WHAT YOU SHOULD DO: In the data below, find every line that has the string "Pesce", and copy it.

>> BEGIN MATERIAL PROVIDED

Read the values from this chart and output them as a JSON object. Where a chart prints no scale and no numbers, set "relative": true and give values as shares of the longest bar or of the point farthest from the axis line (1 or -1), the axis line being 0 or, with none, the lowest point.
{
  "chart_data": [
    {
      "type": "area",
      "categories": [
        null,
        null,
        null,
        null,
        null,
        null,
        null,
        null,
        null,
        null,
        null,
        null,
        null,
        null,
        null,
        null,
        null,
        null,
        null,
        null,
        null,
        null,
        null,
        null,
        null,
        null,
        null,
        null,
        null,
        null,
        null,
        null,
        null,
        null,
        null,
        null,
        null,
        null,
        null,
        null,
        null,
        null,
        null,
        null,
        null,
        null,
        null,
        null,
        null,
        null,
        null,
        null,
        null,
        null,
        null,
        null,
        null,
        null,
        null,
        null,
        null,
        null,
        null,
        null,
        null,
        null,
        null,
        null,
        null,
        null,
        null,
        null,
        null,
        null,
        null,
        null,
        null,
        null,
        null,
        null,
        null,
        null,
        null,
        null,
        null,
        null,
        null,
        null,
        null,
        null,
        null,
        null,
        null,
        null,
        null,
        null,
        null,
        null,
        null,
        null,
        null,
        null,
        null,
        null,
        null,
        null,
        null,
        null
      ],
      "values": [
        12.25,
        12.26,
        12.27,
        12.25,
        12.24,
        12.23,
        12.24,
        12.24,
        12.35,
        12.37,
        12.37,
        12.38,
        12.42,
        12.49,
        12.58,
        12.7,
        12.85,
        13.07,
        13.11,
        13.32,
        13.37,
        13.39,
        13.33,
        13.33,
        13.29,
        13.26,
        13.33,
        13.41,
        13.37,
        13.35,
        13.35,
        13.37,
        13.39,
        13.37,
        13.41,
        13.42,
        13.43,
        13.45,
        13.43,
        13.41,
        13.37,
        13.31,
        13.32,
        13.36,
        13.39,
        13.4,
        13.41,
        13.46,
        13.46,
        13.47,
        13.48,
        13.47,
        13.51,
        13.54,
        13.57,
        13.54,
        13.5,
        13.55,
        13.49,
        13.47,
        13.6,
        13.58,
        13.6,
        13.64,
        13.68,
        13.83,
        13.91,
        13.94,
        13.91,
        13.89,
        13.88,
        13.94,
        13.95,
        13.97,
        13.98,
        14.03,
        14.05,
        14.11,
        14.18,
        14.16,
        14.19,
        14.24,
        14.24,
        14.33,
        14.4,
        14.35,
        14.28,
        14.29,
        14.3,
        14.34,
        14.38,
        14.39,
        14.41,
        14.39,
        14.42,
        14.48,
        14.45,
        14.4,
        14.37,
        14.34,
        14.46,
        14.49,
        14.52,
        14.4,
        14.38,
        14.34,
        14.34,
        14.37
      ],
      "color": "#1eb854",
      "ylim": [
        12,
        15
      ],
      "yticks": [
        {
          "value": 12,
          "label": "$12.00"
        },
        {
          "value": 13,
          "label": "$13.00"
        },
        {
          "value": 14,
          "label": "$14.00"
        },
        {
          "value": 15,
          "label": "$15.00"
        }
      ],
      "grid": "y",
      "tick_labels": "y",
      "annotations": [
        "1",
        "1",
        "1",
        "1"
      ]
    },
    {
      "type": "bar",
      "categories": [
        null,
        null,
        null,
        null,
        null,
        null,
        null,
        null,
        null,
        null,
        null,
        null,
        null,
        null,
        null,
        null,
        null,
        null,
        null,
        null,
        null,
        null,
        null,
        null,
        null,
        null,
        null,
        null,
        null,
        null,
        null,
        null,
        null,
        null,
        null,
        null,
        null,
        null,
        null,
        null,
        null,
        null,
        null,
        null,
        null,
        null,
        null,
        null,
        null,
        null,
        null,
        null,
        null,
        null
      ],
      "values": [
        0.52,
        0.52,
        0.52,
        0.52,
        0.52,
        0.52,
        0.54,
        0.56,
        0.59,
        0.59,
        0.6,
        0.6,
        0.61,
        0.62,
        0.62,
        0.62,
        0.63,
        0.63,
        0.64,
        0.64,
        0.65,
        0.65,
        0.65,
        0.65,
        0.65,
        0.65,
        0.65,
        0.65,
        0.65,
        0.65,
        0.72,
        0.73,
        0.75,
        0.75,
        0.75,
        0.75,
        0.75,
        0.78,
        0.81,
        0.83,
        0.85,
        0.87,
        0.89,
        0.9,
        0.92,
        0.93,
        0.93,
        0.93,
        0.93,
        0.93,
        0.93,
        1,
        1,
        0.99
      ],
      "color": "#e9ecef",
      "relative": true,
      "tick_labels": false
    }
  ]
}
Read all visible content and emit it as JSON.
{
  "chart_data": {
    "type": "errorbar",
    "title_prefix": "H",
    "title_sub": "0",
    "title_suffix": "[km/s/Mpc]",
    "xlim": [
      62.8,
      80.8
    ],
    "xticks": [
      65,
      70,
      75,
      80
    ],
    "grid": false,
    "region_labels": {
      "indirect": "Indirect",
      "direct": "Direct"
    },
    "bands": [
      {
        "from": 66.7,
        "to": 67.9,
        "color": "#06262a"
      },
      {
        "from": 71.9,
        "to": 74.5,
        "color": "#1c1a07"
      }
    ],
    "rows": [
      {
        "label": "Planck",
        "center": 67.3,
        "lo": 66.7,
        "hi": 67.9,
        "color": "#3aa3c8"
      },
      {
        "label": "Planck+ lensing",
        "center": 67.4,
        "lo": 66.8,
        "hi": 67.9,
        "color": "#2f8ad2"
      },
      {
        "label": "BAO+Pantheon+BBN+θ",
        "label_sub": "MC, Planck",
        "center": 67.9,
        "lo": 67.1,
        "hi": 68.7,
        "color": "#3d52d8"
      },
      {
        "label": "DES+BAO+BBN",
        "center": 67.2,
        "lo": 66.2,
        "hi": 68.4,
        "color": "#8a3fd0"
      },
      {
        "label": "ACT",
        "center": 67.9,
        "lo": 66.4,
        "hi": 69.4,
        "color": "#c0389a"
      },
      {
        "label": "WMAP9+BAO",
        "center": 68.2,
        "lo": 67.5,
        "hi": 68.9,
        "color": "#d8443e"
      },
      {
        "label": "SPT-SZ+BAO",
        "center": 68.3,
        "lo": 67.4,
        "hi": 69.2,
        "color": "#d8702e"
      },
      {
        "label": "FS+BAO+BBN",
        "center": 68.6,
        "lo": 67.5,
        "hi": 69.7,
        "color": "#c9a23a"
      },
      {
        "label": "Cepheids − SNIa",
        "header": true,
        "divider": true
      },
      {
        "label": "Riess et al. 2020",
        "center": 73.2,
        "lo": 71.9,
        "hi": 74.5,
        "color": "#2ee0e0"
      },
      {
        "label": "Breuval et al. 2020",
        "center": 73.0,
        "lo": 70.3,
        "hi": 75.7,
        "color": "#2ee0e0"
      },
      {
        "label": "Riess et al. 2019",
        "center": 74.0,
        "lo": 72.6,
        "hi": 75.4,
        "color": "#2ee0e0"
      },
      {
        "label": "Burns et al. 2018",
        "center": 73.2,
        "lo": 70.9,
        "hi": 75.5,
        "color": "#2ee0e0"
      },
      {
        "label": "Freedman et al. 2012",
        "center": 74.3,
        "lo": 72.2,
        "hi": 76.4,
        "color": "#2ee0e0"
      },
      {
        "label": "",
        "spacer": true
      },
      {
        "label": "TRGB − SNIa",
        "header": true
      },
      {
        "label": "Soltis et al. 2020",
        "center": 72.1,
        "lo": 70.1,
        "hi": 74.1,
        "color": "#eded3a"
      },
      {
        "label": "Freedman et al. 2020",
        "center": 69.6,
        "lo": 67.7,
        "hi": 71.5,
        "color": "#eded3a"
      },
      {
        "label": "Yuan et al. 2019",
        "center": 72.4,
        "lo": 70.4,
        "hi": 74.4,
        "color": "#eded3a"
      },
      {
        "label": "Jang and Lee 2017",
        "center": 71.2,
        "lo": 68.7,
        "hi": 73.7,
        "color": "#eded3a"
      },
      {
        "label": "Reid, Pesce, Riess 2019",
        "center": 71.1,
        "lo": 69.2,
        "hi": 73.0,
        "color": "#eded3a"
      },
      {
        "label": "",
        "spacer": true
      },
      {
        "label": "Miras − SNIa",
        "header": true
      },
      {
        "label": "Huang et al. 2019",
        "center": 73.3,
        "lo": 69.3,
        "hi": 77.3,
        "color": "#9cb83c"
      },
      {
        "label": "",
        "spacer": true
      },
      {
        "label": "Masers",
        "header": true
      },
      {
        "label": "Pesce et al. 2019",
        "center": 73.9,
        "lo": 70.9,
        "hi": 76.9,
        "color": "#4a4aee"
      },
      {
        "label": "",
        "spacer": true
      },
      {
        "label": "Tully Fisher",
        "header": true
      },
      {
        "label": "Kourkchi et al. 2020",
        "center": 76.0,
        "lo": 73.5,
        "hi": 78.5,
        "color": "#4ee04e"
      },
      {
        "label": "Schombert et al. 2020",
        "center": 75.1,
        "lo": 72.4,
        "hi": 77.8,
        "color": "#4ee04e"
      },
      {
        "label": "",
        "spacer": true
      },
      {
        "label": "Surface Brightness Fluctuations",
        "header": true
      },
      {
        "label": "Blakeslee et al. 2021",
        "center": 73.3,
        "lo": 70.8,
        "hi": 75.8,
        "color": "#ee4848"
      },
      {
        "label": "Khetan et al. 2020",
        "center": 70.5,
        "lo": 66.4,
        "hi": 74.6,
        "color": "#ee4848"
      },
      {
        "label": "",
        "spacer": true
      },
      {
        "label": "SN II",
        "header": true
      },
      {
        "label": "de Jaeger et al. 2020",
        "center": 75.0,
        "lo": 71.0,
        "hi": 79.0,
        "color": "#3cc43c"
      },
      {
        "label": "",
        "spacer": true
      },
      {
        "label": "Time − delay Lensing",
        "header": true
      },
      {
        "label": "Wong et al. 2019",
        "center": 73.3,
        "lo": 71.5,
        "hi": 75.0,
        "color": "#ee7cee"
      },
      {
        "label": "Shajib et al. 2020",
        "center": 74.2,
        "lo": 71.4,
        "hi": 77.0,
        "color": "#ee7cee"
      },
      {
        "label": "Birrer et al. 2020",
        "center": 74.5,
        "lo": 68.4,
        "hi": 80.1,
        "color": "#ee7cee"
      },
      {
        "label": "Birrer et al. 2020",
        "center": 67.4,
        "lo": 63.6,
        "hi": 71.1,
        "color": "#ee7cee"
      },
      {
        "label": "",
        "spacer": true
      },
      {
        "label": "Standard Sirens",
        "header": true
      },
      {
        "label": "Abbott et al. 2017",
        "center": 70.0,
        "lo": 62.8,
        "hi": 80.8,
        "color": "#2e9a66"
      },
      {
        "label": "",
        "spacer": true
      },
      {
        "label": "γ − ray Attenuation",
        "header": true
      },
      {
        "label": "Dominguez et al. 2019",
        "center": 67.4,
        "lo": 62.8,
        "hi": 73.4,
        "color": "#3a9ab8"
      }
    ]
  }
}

>> END MATERIAL PROVIDED

EXERCISE SOLUTION:
        "label": "Reid, Pesce, Riess 2019",
        "label": "Pesce et al. 2019",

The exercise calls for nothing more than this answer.